**INSTRUCTION**
Copy everything in the data below exactly except the pictures.

**STORED RECORDS**

start

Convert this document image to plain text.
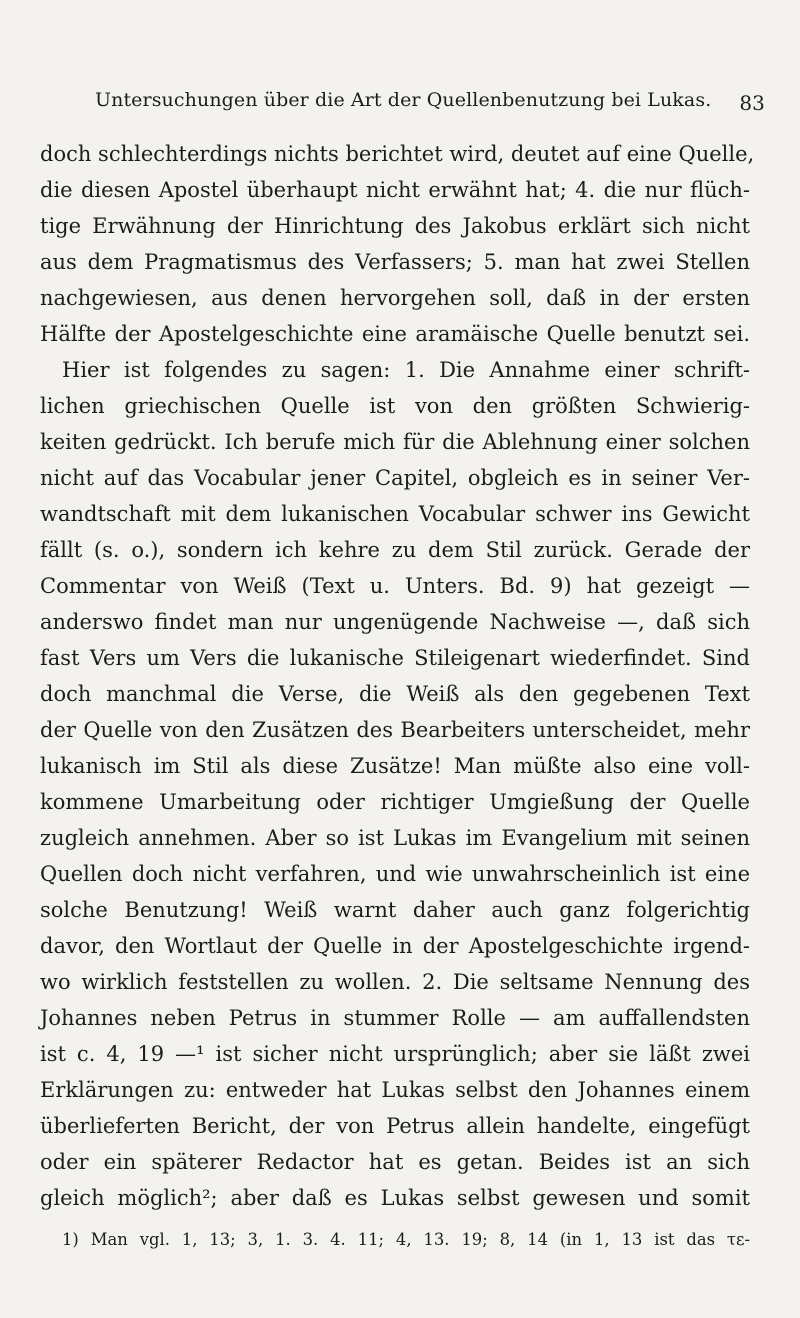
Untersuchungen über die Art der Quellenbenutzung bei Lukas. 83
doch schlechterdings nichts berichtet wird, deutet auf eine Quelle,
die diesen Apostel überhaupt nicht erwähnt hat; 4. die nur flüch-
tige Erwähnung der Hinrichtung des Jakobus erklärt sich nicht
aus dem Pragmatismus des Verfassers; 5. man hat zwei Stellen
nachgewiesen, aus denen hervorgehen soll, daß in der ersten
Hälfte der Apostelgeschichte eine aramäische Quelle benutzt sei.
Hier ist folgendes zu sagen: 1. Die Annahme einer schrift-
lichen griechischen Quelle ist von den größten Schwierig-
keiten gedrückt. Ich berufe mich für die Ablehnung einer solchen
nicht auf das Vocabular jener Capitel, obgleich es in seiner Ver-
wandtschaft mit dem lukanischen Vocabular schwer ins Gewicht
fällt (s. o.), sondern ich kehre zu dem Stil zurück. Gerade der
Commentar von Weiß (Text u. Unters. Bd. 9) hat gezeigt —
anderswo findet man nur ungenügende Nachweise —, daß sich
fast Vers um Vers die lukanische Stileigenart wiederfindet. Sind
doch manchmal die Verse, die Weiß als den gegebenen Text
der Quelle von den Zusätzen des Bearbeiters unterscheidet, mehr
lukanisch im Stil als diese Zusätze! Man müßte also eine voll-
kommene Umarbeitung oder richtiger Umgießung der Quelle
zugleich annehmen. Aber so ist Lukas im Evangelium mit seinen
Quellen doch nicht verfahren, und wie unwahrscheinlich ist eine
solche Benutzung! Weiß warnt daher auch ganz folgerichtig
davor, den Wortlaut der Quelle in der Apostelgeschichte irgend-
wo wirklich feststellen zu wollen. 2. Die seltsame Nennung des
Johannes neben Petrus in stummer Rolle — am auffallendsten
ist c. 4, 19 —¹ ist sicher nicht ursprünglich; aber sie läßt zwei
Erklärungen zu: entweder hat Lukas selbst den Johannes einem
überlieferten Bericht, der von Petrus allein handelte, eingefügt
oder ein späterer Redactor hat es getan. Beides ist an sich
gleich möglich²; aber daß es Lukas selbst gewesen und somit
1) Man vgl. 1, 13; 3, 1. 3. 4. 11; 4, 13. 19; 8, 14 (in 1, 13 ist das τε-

end

**COMPLETED TASK**
Convert this document image to plain text.
Untersuchungen über die Art der Quellenbenutzung bei Lukas. 83
doch schlechterdings nichts berichtet wird, deutet auf eine Quelle,
die diesen Apostel überhaupt nicht erwähnt hat; 4. die nur flüch-
tige Erwähnung der Hinrichtung des Jakobus erklärt sich nicht
aus dem Pragmatismus des Verfassers; 5. man hat zwei Stellen
nachgewiesen, aus denen hervorgehen soll, daß in der ersten
Hälfte der Apostelgeschichte eine aramäische Quelle benutzt sei.
Hier ist folgendes zu sagen: 1. Die Annahme einer schrift-
lichen griechischen Quelle ist von den größten Schwierig-
keiten gedrückt. Ich berufe mich für die Ablehnung einer solchen
nicht auf das Vocabular jener Capitel, obgleich es in seiner Ver-
wandtschaft mit dem lukanischen Vocabular schwer ins Gewicht
fällt (s. o.), sondern ich kehre zu dem Stil zurück. Gerade der
Commentar von Weiß (Text u. Unters. Bd. 9) hat gezeigt —
anderswo findet man nur ungenügende Nachweise —, daß sich
fast Vers um Vers die lukanische Stileigenart wiederfindet. Sind
doch manchmal die Verse, die Weiß als den gegebenen Text
der Quelle von den Zusätzen des Bearbeiters unterscheidet, mehr
lukanisch im Stil als diese Zusätze! Man müßte also eine voll-
kommene Umarbeitung oder richtiger Umgießung der Quelle
zugleich annehmen. Aber so ist Lukas im Evangelium mit seinen
Quellen doch nicht verfahren, und wie unwahrscheinlich ist eine
solche Benutzung! Weiß warnt daher auch ganz folgerichtig
davor, den Wortlaut der Quelle in der Apostelgeschichte irgend-
wo wirklich feststellen zu wollen. 2. Die seltsame Nennung des
Johannes neben Petrus in stummer Rolle — am auffallendsten
ist c. 4, 19 —¹ ist sicher nicht ursprünglich; aber sie läßt zwei
Erklärungen zu: entweder hat Lukas selbst den Johannes einem
überlieferten Bericht, der von Petrus allein handelte, eingefügt
oder ein späterer Redactor hat es getan. Beides ist an sich
gleich möglich²; aber daß es Lukas selbst gewesen und somit
1) Man vgl. 1, 13; 3, 1. 3. 4. 11; 4, 13. 19; 8, 14 (in 1, 13 ist das τε-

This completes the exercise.